▶ [Task]
Select, from the material below, each line with "home" in it.

____ Material to process

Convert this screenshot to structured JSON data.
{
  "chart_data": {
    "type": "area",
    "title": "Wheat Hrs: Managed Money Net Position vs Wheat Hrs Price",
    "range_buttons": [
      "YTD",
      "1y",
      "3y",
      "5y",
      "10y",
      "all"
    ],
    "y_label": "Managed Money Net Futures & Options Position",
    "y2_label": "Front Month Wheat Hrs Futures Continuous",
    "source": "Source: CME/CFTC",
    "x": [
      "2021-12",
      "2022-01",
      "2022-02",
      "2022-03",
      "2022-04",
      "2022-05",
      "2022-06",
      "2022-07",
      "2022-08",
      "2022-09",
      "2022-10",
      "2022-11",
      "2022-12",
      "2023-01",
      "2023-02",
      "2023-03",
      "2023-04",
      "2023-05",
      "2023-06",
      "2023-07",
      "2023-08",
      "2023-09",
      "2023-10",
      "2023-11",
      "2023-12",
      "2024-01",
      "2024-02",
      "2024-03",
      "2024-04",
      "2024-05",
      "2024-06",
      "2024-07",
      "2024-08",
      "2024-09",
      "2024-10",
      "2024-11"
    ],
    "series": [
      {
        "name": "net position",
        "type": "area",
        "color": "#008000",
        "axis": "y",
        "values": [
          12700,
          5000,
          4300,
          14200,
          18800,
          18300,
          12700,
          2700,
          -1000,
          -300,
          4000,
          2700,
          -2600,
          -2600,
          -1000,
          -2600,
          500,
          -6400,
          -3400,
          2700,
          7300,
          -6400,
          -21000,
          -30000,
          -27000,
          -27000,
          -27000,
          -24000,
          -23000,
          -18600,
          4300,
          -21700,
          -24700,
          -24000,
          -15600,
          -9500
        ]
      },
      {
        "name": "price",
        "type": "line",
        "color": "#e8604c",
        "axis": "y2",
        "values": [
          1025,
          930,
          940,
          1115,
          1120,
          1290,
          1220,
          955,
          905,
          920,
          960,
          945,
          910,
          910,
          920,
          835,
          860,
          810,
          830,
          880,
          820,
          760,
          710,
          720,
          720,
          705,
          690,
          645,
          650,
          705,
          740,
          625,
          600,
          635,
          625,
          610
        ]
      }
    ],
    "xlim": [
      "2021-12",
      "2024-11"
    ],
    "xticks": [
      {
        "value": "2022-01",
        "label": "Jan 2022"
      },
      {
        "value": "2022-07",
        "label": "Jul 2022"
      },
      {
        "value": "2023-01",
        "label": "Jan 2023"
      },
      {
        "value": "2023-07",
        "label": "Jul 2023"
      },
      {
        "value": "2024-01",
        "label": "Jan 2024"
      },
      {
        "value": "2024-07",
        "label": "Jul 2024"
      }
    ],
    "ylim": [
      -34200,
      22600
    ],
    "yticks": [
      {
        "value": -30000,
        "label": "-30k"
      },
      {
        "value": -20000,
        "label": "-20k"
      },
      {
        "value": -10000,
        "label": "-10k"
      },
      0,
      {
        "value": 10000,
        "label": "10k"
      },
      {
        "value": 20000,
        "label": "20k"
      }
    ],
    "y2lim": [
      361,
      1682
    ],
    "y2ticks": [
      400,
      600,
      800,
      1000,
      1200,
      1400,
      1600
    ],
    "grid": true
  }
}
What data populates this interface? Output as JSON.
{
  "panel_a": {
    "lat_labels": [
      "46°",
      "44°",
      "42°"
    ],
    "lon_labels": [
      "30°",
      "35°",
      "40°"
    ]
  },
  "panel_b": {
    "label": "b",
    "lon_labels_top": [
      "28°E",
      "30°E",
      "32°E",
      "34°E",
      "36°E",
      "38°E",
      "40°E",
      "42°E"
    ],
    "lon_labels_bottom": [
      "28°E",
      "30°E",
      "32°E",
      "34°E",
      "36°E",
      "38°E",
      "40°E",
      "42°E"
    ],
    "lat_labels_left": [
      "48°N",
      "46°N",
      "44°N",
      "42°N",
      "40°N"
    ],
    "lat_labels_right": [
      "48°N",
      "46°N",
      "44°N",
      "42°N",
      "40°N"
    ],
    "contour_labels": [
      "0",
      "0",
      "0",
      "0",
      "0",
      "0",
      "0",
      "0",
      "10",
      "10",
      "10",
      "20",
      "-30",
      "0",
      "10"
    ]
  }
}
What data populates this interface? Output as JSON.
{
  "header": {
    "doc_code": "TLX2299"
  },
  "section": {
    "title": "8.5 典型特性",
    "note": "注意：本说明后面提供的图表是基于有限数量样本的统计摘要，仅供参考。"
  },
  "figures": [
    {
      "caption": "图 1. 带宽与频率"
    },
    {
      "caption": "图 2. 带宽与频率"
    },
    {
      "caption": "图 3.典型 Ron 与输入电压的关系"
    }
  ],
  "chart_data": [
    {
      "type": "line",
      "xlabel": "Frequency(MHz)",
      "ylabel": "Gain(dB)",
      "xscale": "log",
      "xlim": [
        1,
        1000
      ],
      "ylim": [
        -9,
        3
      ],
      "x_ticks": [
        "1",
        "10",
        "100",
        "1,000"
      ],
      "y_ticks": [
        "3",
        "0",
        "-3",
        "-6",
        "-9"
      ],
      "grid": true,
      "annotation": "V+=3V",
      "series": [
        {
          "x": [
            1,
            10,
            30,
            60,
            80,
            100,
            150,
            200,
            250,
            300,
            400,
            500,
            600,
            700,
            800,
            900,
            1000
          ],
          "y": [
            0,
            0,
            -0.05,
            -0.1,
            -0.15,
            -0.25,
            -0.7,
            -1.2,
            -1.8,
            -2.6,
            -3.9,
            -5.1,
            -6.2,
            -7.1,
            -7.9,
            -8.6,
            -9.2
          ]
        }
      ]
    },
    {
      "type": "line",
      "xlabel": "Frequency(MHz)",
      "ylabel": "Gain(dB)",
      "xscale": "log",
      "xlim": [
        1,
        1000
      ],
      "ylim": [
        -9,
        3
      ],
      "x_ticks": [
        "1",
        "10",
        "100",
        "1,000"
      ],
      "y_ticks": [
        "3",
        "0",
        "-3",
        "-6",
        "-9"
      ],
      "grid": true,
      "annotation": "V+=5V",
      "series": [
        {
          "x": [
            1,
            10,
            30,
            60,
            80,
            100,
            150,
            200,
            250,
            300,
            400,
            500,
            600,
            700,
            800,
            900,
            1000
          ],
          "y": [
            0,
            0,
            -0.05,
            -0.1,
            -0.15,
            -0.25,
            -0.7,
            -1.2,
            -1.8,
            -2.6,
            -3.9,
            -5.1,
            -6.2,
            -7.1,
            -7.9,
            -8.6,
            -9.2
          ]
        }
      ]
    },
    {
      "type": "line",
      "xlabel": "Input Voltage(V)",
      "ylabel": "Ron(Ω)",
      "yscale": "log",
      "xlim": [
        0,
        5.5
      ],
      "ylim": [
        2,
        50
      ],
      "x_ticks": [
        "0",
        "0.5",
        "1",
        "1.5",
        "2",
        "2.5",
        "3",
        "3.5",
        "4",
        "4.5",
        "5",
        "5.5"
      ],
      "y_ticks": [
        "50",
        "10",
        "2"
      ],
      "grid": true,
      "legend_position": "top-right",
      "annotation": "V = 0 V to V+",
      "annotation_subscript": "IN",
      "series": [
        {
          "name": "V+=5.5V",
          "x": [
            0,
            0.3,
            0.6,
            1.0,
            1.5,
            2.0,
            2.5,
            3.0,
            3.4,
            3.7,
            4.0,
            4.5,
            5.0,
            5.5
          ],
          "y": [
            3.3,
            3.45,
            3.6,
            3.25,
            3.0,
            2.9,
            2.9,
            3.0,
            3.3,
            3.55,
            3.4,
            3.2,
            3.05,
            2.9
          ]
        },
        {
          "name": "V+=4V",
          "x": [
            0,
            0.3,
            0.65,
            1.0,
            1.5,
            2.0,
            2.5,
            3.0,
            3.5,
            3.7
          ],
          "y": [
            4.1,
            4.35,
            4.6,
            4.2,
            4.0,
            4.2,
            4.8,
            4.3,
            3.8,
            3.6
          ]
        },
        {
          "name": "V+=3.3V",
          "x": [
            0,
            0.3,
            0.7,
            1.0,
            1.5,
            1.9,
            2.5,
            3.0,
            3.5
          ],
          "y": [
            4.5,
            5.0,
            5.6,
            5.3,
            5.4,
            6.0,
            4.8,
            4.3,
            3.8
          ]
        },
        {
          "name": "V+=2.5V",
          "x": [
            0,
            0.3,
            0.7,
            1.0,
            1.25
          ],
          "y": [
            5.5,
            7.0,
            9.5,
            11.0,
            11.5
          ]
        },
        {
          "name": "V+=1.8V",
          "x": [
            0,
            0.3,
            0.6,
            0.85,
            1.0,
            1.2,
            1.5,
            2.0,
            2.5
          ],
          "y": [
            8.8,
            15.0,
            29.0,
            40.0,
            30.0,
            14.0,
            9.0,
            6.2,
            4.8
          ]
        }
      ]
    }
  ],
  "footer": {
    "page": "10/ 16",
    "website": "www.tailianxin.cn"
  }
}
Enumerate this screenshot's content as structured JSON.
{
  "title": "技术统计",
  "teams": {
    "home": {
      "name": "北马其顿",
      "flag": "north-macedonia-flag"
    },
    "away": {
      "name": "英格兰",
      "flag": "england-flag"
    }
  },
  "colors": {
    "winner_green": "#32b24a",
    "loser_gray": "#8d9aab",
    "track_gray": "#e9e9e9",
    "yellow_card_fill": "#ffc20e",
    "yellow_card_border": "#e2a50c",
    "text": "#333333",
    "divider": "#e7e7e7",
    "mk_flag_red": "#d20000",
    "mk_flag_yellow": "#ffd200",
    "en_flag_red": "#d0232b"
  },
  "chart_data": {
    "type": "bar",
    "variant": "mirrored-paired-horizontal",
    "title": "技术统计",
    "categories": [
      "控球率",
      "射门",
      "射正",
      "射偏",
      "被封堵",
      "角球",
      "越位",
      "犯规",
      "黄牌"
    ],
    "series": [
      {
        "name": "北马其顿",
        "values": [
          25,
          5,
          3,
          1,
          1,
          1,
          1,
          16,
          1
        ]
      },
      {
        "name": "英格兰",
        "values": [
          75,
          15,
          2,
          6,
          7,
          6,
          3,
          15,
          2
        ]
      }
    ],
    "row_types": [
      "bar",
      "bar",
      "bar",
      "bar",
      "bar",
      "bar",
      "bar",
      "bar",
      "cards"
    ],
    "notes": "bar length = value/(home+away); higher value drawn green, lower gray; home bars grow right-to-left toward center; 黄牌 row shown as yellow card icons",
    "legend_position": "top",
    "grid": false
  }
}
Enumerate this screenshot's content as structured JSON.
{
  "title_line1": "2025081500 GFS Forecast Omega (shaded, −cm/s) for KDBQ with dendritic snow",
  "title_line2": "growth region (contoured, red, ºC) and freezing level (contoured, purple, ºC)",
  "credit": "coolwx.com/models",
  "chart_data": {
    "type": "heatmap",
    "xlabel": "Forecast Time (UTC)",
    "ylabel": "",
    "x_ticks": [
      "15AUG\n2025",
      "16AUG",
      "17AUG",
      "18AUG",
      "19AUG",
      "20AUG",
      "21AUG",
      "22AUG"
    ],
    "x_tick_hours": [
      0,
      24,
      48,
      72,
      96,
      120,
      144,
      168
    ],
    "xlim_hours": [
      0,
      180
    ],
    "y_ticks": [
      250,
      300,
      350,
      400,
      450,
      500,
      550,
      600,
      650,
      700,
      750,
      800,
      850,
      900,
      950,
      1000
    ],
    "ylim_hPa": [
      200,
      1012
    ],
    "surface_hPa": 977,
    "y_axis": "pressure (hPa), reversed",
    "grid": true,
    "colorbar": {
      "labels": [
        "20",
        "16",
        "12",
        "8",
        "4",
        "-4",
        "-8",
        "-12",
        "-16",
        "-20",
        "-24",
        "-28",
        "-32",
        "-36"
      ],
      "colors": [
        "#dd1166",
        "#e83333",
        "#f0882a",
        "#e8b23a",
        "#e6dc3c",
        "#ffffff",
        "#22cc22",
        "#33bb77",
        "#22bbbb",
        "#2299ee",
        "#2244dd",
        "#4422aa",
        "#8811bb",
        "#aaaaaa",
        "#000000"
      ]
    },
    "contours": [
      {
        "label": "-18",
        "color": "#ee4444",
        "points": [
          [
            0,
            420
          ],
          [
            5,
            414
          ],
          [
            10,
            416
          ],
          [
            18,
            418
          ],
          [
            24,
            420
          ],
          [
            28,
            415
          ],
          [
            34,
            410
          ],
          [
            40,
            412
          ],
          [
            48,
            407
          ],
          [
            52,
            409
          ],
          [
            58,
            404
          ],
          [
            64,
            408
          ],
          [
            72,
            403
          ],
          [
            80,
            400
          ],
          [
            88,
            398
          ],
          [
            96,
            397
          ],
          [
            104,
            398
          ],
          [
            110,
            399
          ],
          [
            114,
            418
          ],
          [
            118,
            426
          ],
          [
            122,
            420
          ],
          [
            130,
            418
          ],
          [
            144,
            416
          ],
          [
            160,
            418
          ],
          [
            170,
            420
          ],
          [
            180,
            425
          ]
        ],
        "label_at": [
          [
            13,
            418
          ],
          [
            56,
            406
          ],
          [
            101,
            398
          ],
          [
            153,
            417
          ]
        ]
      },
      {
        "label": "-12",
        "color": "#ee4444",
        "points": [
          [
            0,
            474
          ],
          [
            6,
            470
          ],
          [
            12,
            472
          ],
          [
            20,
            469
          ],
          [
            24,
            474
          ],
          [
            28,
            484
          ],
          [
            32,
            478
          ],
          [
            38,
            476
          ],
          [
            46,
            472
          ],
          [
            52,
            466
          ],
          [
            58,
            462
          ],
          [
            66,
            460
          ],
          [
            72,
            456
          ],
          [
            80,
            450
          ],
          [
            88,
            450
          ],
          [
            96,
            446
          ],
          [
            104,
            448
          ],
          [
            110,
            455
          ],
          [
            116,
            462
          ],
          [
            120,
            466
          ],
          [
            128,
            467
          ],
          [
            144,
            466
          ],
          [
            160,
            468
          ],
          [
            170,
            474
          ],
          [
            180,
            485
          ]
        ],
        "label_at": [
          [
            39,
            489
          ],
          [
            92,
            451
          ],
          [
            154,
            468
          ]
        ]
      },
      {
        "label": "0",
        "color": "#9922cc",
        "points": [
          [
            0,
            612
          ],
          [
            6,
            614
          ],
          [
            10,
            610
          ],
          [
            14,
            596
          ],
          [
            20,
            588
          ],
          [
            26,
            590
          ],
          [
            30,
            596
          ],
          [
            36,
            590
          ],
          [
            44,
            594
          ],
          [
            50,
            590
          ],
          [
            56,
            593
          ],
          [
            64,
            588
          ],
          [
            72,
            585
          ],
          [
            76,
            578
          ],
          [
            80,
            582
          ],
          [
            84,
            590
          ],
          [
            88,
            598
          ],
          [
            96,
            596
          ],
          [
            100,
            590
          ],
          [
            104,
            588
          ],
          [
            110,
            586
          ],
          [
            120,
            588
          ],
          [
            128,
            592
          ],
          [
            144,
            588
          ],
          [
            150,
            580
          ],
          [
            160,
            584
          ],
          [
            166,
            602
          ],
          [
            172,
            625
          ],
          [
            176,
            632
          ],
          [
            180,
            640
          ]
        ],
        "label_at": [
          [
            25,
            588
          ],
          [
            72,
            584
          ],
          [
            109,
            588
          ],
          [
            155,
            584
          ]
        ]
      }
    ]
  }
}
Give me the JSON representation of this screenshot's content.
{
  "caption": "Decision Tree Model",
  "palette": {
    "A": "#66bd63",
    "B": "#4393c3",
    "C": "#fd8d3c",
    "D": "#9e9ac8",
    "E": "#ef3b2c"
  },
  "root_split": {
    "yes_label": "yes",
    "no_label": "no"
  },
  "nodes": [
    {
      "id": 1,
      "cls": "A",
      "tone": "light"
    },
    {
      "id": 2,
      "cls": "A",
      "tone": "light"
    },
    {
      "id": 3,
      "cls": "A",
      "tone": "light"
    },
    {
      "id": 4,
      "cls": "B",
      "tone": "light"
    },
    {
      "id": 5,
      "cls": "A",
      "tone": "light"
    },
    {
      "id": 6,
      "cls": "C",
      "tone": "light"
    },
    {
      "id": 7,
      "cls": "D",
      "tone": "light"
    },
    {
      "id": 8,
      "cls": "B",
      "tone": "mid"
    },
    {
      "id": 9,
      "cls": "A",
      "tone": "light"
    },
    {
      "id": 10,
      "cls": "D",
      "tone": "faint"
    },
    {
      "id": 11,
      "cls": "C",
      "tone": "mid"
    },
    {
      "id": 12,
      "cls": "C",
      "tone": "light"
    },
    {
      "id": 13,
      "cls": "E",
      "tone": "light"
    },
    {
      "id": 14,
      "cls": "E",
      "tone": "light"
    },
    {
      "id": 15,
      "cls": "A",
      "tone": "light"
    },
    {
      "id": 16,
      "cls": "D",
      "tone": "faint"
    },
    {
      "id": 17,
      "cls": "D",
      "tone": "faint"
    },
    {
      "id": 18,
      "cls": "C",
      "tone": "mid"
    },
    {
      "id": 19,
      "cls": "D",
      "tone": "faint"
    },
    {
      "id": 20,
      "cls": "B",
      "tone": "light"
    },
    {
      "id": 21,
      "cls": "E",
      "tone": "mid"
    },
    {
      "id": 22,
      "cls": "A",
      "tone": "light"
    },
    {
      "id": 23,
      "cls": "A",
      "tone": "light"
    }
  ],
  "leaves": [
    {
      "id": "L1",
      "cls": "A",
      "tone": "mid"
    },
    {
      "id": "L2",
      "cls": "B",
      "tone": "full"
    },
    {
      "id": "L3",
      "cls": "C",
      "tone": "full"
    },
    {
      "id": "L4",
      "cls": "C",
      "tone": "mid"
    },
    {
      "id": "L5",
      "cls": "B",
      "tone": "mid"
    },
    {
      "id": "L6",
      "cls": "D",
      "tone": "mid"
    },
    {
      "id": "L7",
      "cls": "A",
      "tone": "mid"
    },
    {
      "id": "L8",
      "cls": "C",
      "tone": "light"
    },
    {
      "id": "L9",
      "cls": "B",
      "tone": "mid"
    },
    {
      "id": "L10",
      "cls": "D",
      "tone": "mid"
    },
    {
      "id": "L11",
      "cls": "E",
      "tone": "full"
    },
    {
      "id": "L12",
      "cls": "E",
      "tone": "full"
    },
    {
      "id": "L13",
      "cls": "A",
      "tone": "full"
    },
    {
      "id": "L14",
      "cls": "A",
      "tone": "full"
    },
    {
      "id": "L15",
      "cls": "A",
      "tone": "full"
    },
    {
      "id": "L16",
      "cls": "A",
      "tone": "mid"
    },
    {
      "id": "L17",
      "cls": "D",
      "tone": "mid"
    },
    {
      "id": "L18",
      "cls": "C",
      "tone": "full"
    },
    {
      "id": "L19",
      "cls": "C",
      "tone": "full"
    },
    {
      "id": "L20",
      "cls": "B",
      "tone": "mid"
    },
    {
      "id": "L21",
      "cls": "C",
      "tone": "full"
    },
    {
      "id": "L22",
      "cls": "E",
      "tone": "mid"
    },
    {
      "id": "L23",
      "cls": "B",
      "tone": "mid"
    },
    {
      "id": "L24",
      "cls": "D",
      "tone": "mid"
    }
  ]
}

________

▶ [Result]
    "home": {
    "notes": "bar length = value/(home+away); higher value drawn green, lower gray; home bars grow right-to-left toward center; 黄牌 row shown as yellow card icons",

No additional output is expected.